> **REQUIRED WORK**
From the listing, collect all lines containing the word "Buddha".

> **DATA ENTRIES**
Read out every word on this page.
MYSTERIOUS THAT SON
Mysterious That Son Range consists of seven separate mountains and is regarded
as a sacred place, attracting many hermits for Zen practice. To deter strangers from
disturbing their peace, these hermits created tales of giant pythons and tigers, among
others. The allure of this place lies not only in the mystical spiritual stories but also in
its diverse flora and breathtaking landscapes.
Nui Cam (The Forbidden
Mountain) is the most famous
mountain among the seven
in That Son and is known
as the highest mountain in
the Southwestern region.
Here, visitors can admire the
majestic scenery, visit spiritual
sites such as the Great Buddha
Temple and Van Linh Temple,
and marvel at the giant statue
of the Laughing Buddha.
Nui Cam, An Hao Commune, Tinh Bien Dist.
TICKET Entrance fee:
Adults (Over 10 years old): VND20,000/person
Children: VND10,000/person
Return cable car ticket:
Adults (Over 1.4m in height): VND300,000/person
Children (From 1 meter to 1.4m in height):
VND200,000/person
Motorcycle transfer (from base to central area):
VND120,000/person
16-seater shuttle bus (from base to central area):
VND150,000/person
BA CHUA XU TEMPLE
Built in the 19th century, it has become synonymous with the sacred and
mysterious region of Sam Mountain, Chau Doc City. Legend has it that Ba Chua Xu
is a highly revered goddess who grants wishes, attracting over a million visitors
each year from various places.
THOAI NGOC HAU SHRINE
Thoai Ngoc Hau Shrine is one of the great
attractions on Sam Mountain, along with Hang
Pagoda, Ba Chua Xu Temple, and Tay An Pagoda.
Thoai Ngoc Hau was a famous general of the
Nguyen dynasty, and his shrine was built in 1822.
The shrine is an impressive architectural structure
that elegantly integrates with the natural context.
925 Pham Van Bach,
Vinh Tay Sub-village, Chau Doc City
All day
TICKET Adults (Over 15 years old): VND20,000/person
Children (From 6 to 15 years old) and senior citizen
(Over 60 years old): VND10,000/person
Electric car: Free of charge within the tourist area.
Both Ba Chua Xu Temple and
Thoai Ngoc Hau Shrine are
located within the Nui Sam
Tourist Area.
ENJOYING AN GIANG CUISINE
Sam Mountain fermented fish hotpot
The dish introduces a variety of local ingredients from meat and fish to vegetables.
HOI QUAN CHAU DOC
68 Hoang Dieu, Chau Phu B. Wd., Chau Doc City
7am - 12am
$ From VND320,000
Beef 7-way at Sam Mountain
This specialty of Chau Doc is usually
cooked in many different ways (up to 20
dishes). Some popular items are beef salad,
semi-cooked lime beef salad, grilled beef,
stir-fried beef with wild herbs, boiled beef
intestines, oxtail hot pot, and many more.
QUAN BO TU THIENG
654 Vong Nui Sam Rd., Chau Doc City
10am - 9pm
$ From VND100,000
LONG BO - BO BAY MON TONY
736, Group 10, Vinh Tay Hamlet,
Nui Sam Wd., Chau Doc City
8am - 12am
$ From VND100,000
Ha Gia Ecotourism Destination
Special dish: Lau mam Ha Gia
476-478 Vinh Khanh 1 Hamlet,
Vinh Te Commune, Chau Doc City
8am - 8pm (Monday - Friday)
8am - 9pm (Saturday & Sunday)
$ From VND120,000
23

> **SOLUTION FOR THIS EXERCISE**
sites such as the Great Buddha
of the Laughing Buddha.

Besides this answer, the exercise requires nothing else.